* Task prompt: Where a line contains the word "Хунда", copy that line in full.

* Rows from a dataset:
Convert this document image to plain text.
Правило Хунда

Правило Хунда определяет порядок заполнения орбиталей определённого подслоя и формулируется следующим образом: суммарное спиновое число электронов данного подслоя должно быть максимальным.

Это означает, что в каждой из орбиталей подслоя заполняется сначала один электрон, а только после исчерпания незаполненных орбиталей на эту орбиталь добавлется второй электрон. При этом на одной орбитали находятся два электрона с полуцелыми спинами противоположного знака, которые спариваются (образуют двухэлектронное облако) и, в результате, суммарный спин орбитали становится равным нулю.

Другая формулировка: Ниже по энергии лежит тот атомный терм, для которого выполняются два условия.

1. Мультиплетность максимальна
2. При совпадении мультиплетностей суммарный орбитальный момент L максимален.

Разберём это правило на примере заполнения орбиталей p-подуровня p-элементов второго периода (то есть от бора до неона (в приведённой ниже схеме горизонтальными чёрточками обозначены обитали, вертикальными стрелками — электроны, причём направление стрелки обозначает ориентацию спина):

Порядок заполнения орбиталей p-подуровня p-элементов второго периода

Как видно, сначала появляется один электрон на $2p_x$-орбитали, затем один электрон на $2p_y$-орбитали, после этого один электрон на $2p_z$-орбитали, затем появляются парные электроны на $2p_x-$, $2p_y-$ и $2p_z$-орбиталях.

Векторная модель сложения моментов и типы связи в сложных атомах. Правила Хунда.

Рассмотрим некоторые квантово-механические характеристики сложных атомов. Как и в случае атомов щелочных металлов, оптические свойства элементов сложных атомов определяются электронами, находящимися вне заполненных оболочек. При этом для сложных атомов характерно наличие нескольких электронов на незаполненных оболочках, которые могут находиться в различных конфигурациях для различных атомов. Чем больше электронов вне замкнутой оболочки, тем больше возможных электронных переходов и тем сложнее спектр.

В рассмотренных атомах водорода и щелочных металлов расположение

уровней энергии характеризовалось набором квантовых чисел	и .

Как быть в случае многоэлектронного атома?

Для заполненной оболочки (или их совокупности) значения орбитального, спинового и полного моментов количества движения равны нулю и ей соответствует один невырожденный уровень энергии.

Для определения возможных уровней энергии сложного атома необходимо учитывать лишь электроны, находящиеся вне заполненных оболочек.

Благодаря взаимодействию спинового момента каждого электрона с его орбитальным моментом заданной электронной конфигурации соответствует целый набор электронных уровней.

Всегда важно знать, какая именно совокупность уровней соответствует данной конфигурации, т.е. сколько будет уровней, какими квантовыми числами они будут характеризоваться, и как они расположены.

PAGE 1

* Result for this task:
Правило Хунда
Правило Хунда определяет порядок заполнения орбиталей определённого подслоя и формулируется следующим образом: суммарное спиновое число электронов данного подслоя должно быть максимальным.
Векторная модель сложения моментов и типы связи в сложных атомах. Правила Хунда.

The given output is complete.